__DATA SHOWN__.
----

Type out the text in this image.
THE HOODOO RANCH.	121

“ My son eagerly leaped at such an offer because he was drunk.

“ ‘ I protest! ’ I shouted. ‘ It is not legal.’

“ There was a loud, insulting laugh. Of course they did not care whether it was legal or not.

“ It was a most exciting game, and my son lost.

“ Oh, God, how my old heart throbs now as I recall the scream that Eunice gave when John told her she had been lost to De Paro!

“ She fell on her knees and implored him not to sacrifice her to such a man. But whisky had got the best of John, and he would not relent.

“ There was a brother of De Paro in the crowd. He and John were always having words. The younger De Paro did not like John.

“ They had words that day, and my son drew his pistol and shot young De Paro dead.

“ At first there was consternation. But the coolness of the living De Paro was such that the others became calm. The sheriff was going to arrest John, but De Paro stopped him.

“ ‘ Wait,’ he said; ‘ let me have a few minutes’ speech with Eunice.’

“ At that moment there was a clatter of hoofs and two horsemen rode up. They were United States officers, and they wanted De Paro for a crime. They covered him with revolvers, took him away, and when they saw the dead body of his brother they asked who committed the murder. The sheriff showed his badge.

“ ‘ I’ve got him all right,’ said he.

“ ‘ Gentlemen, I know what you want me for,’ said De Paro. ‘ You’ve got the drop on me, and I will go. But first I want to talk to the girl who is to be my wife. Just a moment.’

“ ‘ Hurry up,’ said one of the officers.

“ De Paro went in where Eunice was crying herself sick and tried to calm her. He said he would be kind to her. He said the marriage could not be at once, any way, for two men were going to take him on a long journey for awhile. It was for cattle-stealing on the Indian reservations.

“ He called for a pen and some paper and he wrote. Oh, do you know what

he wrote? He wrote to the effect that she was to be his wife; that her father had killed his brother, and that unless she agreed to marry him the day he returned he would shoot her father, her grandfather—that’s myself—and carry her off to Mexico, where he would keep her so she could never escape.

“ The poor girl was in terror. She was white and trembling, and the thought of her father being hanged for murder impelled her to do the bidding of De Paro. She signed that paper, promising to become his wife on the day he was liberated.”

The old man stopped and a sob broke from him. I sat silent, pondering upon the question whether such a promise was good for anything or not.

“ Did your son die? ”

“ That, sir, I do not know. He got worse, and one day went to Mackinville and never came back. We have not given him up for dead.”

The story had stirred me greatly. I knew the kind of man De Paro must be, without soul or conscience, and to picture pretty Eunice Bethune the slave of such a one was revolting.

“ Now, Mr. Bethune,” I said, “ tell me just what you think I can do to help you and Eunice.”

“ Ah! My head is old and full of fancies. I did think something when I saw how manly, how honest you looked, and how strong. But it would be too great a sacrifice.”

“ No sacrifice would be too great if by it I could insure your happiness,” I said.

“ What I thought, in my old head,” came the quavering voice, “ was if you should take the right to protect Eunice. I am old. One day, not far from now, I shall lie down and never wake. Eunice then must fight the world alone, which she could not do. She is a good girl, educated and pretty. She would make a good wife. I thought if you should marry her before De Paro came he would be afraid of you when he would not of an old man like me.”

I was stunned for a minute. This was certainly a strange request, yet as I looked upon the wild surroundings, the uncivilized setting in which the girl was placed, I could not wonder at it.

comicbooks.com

----

__WHAT THE TASK REQUIRES__.
Gather each line in the entries above where the string "legal" is found.

__CORRECT ANSWER__.
“ ‘ I protest! ’ I shouted. ‘ It is not legal.’
“ There was a loud, insulting laugh. Of course they did not care whether it was legal or not.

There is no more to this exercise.